> _Listed entries_:

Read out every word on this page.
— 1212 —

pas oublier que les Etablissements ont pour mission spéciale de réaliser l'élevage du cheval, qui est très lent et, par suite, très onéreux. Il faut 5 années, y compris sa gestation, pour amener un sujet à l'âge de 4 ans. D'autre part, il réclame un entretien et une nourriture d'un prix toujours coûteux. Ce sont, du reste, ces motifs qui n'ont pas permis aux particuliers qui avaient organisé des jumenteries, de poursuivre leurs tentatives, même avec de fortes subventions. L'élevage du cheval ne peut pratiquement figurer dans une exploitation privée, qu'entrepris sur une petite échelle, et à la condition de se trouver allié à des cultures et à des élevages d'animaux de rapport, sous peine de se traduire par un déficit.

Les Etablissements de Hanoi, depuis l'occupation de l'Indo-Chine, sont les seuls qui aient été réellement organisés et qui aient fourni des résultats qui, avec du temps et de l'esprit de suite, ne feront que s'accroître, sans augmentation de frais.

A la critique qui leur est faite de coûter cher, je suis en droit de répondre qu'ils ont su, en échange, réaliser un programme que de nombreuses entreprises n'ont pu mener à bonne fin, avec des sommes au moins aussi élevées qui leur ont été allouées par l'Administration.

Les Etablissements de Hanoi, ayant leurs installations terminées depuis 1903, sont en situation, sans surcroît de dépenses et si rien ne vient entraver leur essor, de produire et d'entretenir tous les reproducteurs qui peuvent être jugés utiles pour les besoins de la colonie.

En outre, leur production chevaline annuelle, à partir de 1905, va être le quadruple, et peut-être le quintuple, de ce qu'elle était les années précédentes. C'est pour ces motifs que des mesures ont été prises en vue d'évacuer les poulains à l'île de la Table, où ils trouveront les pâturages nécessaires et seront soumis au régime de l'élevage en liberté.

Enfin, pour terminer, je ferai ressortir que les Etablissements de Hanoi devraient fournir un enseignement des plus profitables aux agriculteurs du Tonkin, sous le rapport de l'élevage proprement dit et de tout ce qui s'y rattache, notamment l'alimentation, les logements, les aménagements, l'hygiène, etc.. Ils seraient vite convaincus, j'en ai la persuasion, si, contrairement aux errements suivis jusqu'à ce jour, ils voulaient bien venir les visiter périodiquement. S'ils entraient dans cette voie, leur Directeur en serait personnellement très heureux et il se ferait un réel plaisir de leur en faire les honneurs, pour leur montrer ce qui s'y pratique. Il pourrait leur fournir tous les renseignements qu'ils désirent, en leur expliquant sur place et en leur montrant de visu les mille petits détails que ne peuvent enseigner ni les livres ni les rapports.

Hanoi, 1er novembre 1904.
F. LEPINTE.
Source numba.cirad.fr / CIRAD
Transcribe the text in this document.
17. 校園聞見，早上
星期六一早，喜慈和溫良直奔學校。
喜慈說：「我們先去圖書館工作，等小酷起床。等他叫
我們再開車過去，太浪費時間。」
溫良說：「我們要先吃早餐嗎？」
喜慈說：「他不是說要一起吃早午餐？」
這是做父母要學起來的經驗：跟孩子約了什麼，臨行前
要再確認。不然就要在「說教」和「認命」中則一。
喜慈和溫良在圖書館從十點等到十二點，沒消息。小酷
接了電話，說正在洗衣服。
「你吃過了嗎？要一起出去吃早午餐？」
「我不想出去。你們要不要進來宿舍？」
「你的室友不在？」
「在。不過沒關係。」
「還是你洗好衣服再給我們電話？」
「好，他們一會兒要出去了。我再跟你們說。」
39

> _Set exercise_: Extract every line of the records above that contains the word "motifs".

> _Answer to the problem_:
pas oublier que les Etablissements ont pour mission spéciale de réaliser l'élevage du cheval, qui est très lent et, par suite, très onéreux. Il faut 5 années, y compris sa gestation, pour amener un sujet à l'âge de 4 ans. D'autre part, il réclame un entretien et une nourriture d'un prix toujours coûteux. Ce sont, du reste, ces motifs qui n'ont pas permis aux particuliers qui avaient organisé des jumenteries, de poursuivre leurs tentatives, même avec de fortes subventions. L'élevage du cheval ne peut pratiquement figurer dans une exploitation privée, qu'entrepris sur une petite échelle, et à la condition de se trouver allié à des cultures et à des élevages d'animaux de rapport, sous peine de se traduire par un déficit.
En outre, leur production chevaline annuelle, à partir de 1905, va être le quadruple, et peut-être le quintuple, de ce qu'elle était les années précédentes. C'est pour ces motifs que des mesures ont été prises en vue d'évacuer les poulains à l'île de la Table, où ils trouveront les pâturages nécessaires et seront soumis au régime de l'élevage en liberté.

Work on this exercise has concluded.